-- Start --
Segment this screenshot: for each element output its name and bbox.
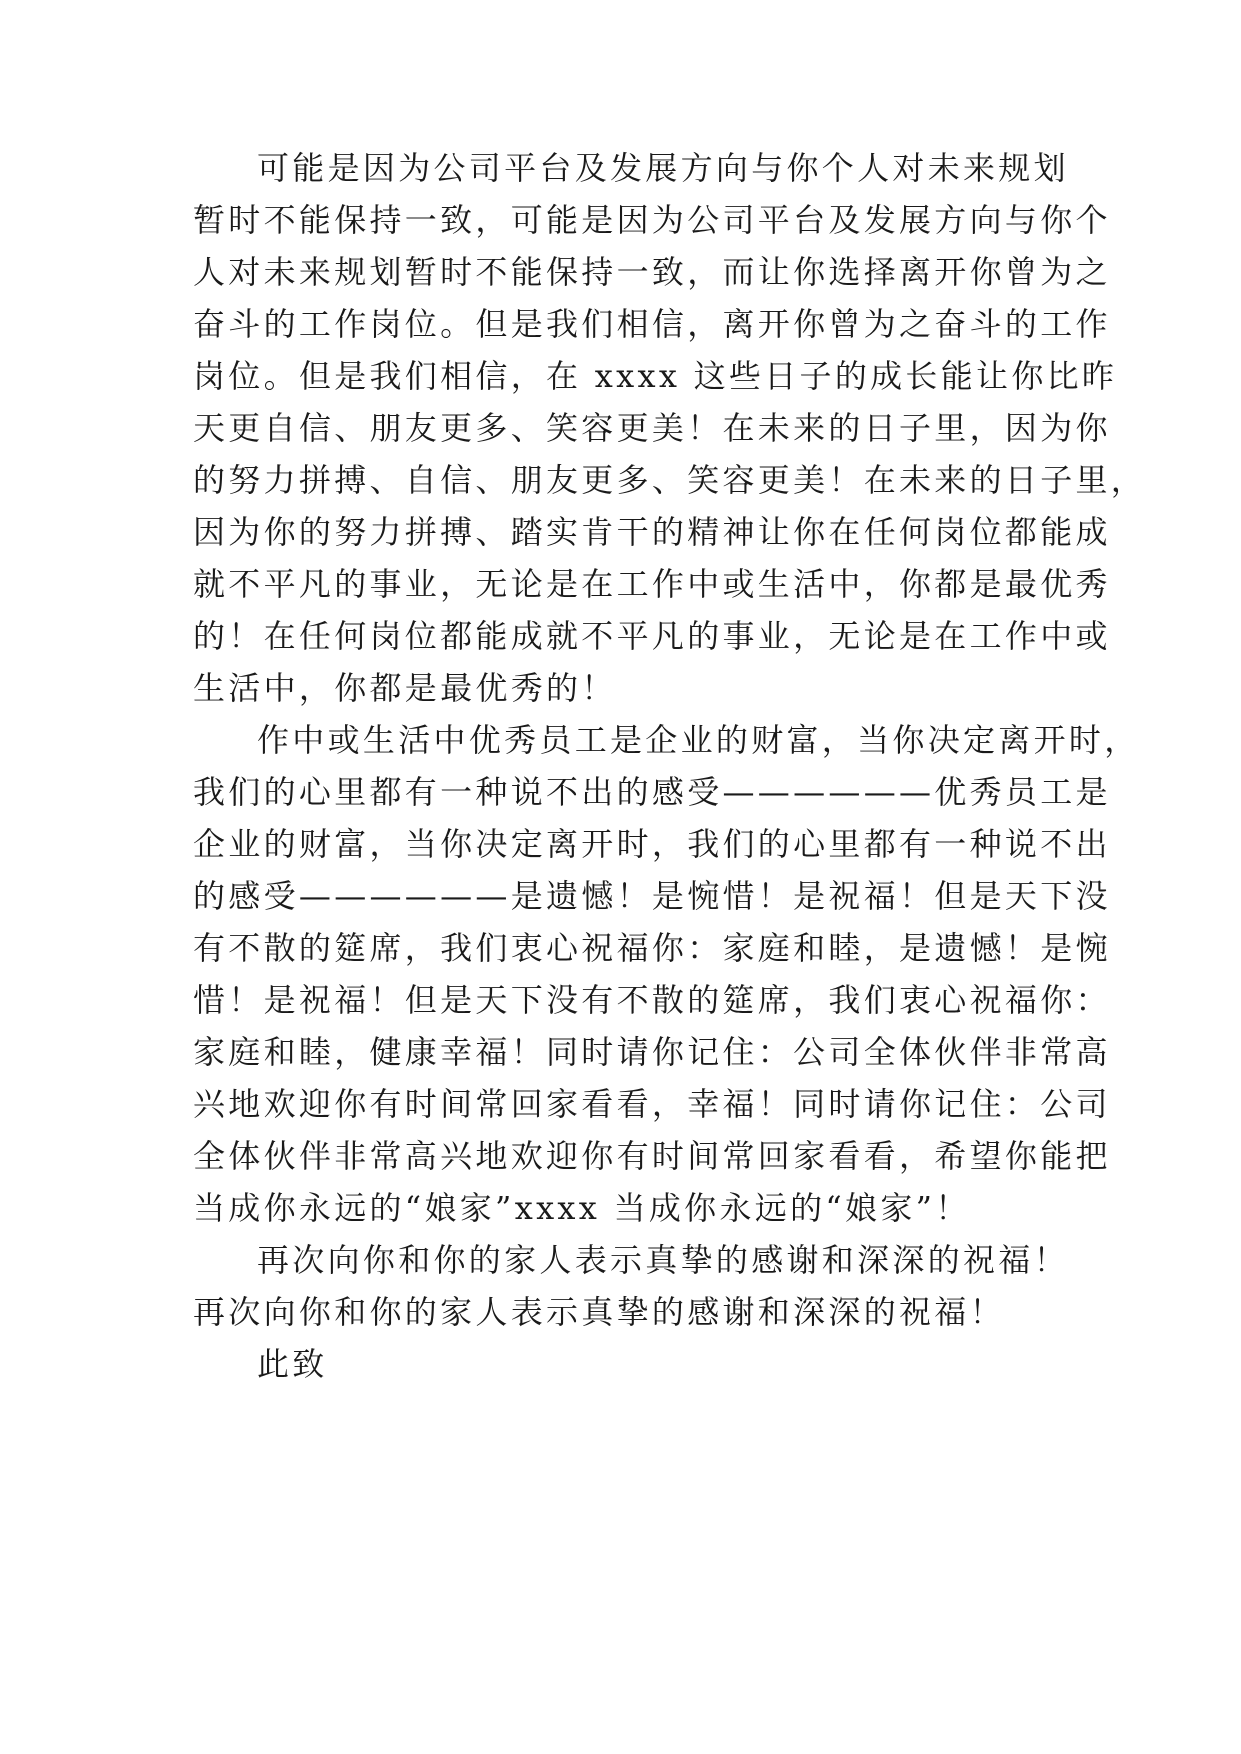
text-line: 企业的财富，当你决定离开时，我们的心里都有一种说不出	[193, 825, 1111, 863]
closing-line: 此致	[257, 1345, 328, 1383]
text-line: 可能是因为公司平台及发展方向与你个人对未来规划	[257, 149, 1069, 187]
text-line: 就不平凡的事业，无论是在工作中或生活中，你都是最优秀	[193, 565, 1111, 603]
text-line: 再次向你和你的家人表示真挚的感谢和深深的祝福！	[257, 1241, 1069, 1279]
text-line: 家庭和睦，健康幸福！同时请你记住：公司全体伙伴非常高	[193, 1033, 1111, 1071]
text-line: 当成你永远的“娘家”xxxx 当成你永远的“娘家”！	[193, 1189, 971, 1227]
text-line: 生活中，你都是最优秀的！	[193, 669, 617, 707]
text-line: 岗位。但是我们相信，在 xxxx 这些日子的成长能让你比昨	[193, 357, 1118, 395]
text-line: 有不散的筵席，我们衷心祝福你：家庭和睦，是遗憾！是惋	[193, 929, 1111, 967]
text-line: 的！在任何岗位都能成就不平凡的事业，无论是在工作中或	[193, 617, 1111, 655]
text-line: 的努力拼搏、自信、朋友更多、笑容更美！在未来的日子里，	[193, 461, 1147, 499]
text-line: 全体伙伴非常高兴地欢迎你有时间常回家看看，希望你能把	[193, 1137, 1111, 1175]
text-line: 天更自信、朋友更多、笑容更美！在未来的日子里，因为你	[193, 409, 1111, 447]
text-line: 暂时不能保持一致，可能是因为公司平台及发展方向与你个	[193, 201, 1111, 239]
text-line: 作中或生活中优秀员工是企业的财富，当你决定离开时，	[257, 721, 1140, 759]
text-line: 再次向你和你的家人表示真挚的感谢和深深的祝福！	[193, 1293, 1005, 1331]
text-line: 人对未来规划暂时不能保持一致，而让你选择离开你曾为之	[193, 253, 1111, 291]
text-line: 兴地欢迎你有时间常回家看看，幸福！同时请你记住：公司	[193, 1085, 1111, 1123]
text-line: 奋斗的工作岗位。但是我们相信，离开你曾为之奋斗的工作	[193, 305, 1111, 343]
text-line: 惜！是祝福！但是天下没有不散的筵席，我们衷心祝福你：	[193, 981, 1111, 1019]
text-line: 的感受——————是遗憾！是惋惜！是祝福！但是天下没	[193, 877, 1111, 915]
text-line: 我们的心里都有一种说不出的感受——————优秀员工是	[193, 773, 1111, 811]
text-line: 因为你的努力拼搏、踏实肯干的精神让你在任何岗位都能成	[193, 513, 1111, 551]
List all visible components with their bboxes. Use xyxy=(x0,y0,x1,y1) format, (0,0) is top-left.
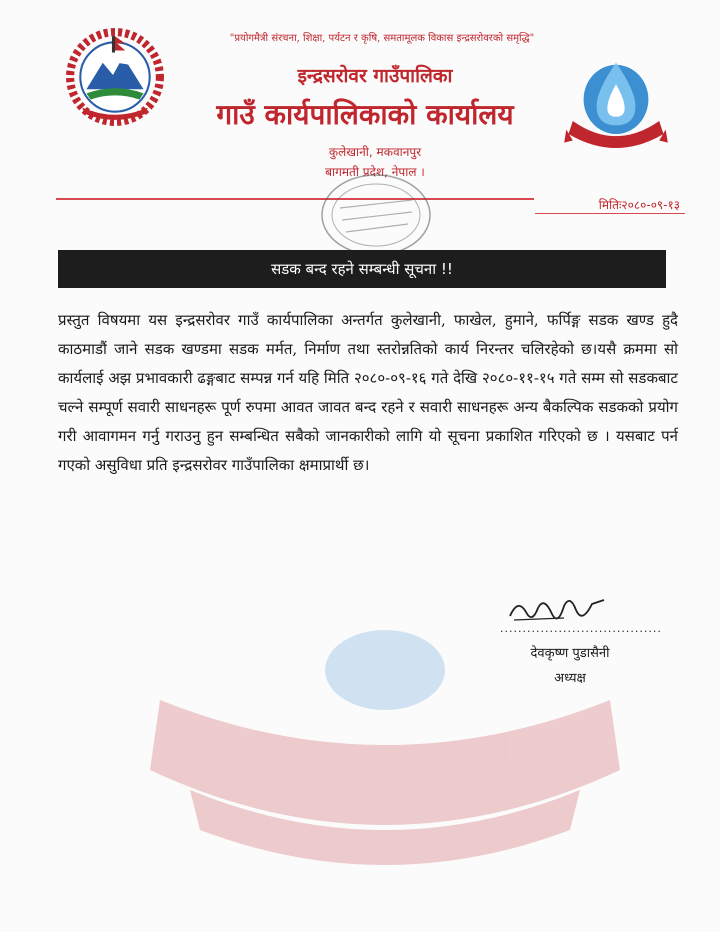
address-line-2: बागमती प्रदेश, नेपाल । xyxy=(325,165,425,179)
notice-body: प्रस्तुत विषयमा यस इन्द्रसरोवर गाउँ कार्यपालिका अन्तर्गत कुलेखानी, फाखेल, हुमाने, फर्पिङ्ग सडक खण्ड हुदै काठमाडौं जाने सडक खण्डमा सडक मर्मत, निर्माण तथा स्तरोन्नतिको कार्य निरन्तर चलिरहेको छ।यसै क्रममा सो कार्यलाई अझ प्रभावकारी ढङ्गबाट सम्पन्न गर्न यहि मिति २०८०-०९-१६ गते देखि २०८०-११-१५ गते सम्म सो सडकबाट चल्ने सम्पूर्ण सवारी साधनहरू पूर्ण रुपमा आवत जावत बन्द रहने र सवारी साधनहरू अन्य बैकल्पिक सडकको प्रयोग गरी आवागमन गर्नु गराउनु हुन सम्बन्धित सबैको जानकारीको लागि यो सूचना प्रकाशित गरिएको छ । यसबाट पर्न गएको असुविधा प्रति इन्द्रसरोवर गाउँपालिका क्षमाप्रार्थी छ। xyxy=(58,311,678,474)
office-stamp-icon xyxy=(318,170,434,260)
org-name: इन्द्रसरोवर गाउँपालिका xyxy=(297,65,453,87)
signature-line: .................................... xyxy=(500,622,662,635)
office-name: गाउँ कार्यपालिकाको कार्यालय xyxy=(216,98,514,131)
address-line-1: कुलेखानी, मकवानपुर xyxy=(328,145,422,159)
notice-title-banner: सडक बन्द रहने सम्बन्धी सूचना !! xyxy=(58,250,666,288)
signatory-name: देवकृष्ण पुडासैनी xyxy=(530,646,610,661)
date-text: मितिः२०८०-०९-१३ xyxy=(598,198,680,212)
header-rule xyxy=(56,198,534,200)
date-underline xyxy=(535,213,685,214)
signatory-designation: अध्यक्ष xyxy=(554,671,586,686)
municipality-logo-icon xyxy=(562,58,670,156)
motto-text: "प्रयोगमैत्री संरचना, शिक्षा, पर्यटन र कृषि, समतामूलक विकास इन्द्रसरोवरको समृद्धि" xyxy=(229,33,535,44)
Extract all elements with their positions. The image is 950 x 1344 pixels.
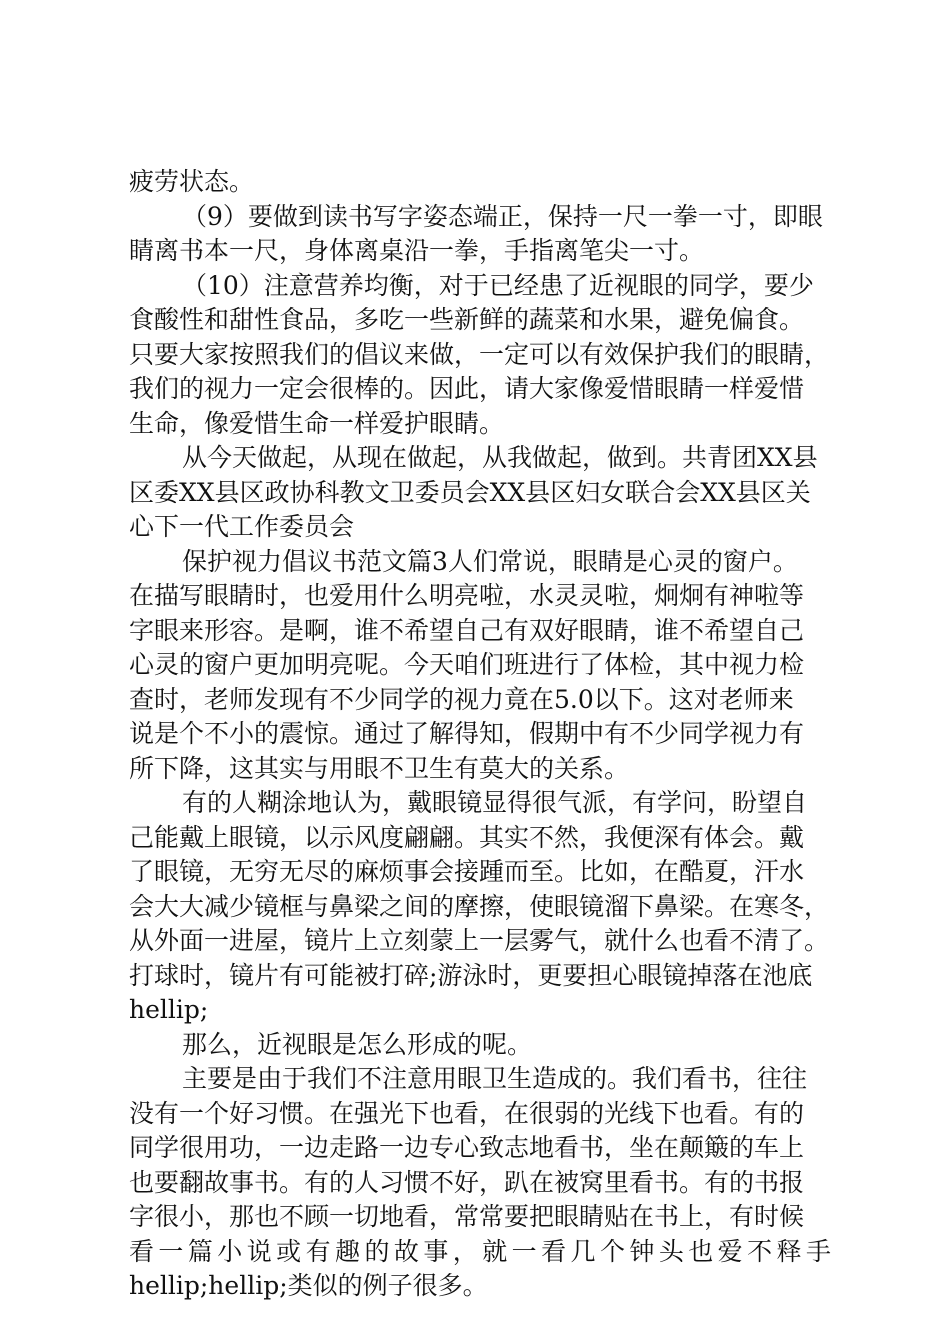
text-line: hellip; — [129, 995, 209, 1024]
text-line: 会大大减少镜框与鼻梁之间的摩擦，使眼镜溜下鼻梁。在寒冬， — [129, 891, 830, 921]
text-line: 没有一个好习惯。在强光下也看，在很弱的光线下也看。有的 — [129, 1098, 805, 1128]
document-body — [129, 165, 831, 1304]
text-line: 食酸性和甜性食品，多吃一些新鲜的蔬菜和水果，避免偏食。 — [129, 305, 805, 334]
text-line: 所下降，这其实与用眼不卫生有莫大的关系。 — [129, 753, 630, 783]
text-line: 保护视力倡议书范文篇3人们常说，眼睛是心灵的窗户。 — [182, 546, 798, 576]
text-line: 从今天做起，从现在做起，从我做起，做到。共青团XX县 — [182, 443, 818, 472]
text-line: 己能戴上眼镜，以示风度翩翩。其实不然，我便深有体会。戴 — [129, 822, 805, 852]
text-line: 有的人糊涂地认为，戴眼镜显得很气派，有学问，盼望自 — [182, 788, 808, 817]
text-line: 疲劳状态。 — [129, 167, 255, 196]
text-line: 查时，老师发现有不少同学的视力竟在5.0以下。这对老师来 — [129, 684, 794, 714]
text-line: 了眼镜，无穷无尽的麻烦事会接踵而至。比如，在酷夏，汗水 — [129, 857, 805, 886]
text-line: 字很小，那也不顾一切地看，常常要把眼睛贴在书上，有时候 — [129, 1202, 805, 1231]
text-line: 打球时，镜片有可能被打碎;游泳时，更要担心眼镜掉落在池底 — [129, 960, 813, 990]
text-line: 字眼来形容。是啊，谁不希望自己有双好眼睛，谁不希望自己 — [129, 615, 805, 645]
text-line: hellip;hellip;类似的例子很多。 — [129, 1271, 488, 1300]
text-line: 主要是由于我们不注意用眼卫生造成的。我们看书，往往 — [182, 1064, 808, 1093]
text-line: 生命，像爱惜生命一样爱护眼睛。 — [129, 408, 505, 438]
text-line: （9）要做到读书写字姿态端正，保持一尺一拳一寸，即眼 — [182, 201, 823, 231]
text-line: 睛离书本一尺，身体离桌沿一拳，手指离笔尖一寸。 — [129, 236, 705, 265]
text-line: （10）注意营养均衡，对于已经患了近视眼的同学，要少 — [182, 270, 814, 300]
text-line: 区委XX县区政协科教文卫委员会XX县区妇女联合会XX县区关 — [129, 477, 811, 507]
text-line: 看一篇小说或有趣的故事，就一看几个钟头也爱不释手 — [129, 1236, 831, 1266]
text-line: 也要翻故事书。有的人习惯不好，趴在被窝里看书。有的书报 — [129, 1167, 805, 1197]
text-line: 心下一代工作委员会 — [129, 512, 355, 541]
text-line: 我们的视力一定会很棒的。因此，请大家像爱惜眼睛一样爱惜 — [129, 374, 805, 403]
text-line: 心灵的窗户更加明亮呢。今天咱们班进行了体检，其中视力检 — [129, 650, 805, 679]
text-line: 说是个不小的震惊。通过了解得知，假期中有不少同学视力有 — [129, 719, 805, 748]
text-line: 那么，近视眼是怎么形成的呢。 — [182, 1029, 533, 1059]
text-line: 从外面一进屋，镜片上立刻蒙上一层雾气，就什么也看不清了。 — [129, 926, 830, 955]
text-line: 只要大家按照我们的倡议来做，一定可以有效保护我们的眼睛， — [129, 339, 830, 369]
text-line: 在描写眼睛时，也爱用什么明亮啦，水灵灵啦，炯炯有神啦等 — [129, 581, 805, 610]
text-line: 同学很用功，一边走路一边专心致志地看书，坐在颠簸的车上 — [129, 1133, 805, 1162]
-- End --
The task: Reproduce verbatim every line between the one containing "text-line: hellip; — [129, 995, 209, 1024]" and the one containing "text-line: 心下一代工作委员会 — [129, 512, 355, 541]", inclusive.

Solution to this task:
text-line: hellip; — [129, 995, 209, 1024]
text-line: 会大大减少镜框与鼻梁之间的摩擦，使眼镜溜下鼻梁。在寒冬， — [129, 891, 830, 921]
text-line: 没有一个好习惯。在强光下也看，在很弱的光线下也看。有的 — [129, 1098, 805, 1128]
document-body — [129, 165, 831, 1304]
text-line: 食酸性和甜性食品，多吃一些新鲜的蔬菜和水果，避免偏食。 — [129, 305, 805, 334]
text-line: 所下降，这其实与用眼不卫生有莫大的关系。 — [129, 753, 630, 783]
text-line: 保护视力倡议书范文篇3人们常说，眼睛是心灵的窗户。 — [182, 546, 798, 576]
text-line: 从今天做起，从现在做起，从我做起，做到。共青团XX县 — [182, 443, 818, 472]
text-line: 己能戴上眼镜，以示风度翩翩。其实不然，我便深有体会。戴 — [129, 822, 805, 852]
text-line: 有的人糊涂地认为，戴眼镜显得很气派，有学问，盼望自 — [182, 788, 808, 817]
text-line: 疲劳状态。 — [129, 167, 255, 196]
text-line: 查时，老师发现有不少同学的视力竟在5.0以下。这对老师来 — [129, 684, 794, 714]
text-line: 了眼镜，无穷无尽的麻烦事会接踵而至。比如，在酷夏，汗水 — [129, 857, 805, 886]
text-line: 字很小，那也不顾一切地看，常常要把眼睛贴在书上，有时候 — [129, 1202, 805, 1231]
text-line: 打球时，镜片有可能被打碎;游泳时，更要担心眼镜掉落在池底 — [129, 960, 813, 990]
text-line: 字眼来形容。是啊，谁不希望自己有双好眼睛，谁不希望自己 — [129, 615, 805, 645]
text-line: hellip;hellip;类似的例子很多。 — [129, 1271, 488, 1300]
text-line: 主要是由于我们不注意用眼卫生造成的。我们看书，往往 — [182, 1064, 808, 1093]
text-line: 生命，像爱惜生命一样爱护眼睛。 — [129, 408, 505, 438]
text-line: （9）要做到读书写字姿态端正，保持一尺一拳一寸，即眼 — [182, 201, 823, 231]
text-line: 睛离书本一尺，身体离桌沿一拳，手指离笔尖一寸。 — [129, 236, 705, 265]
text-line: （10）注意营养均衡，对于已经患了近视眼的同学，要少 — [182, 270, 814, 300]
text-line: 区委XX县区政协科教文卫委员会XX县区妇女联合会XX县区关 — [129, 477, 811, 507]
text-line: 看一篇小说或有趣的故事，就一看几个钟头也爱不释手 — [129, 1236, 831, 1266]
text-line: 也要翻故事书。有的人习惯不好，趴在被窝里看书。有的书报 — [129, 1167, 805, 1197]
text-line: 心下一代工作委员会 — [129, 512, 355, 541]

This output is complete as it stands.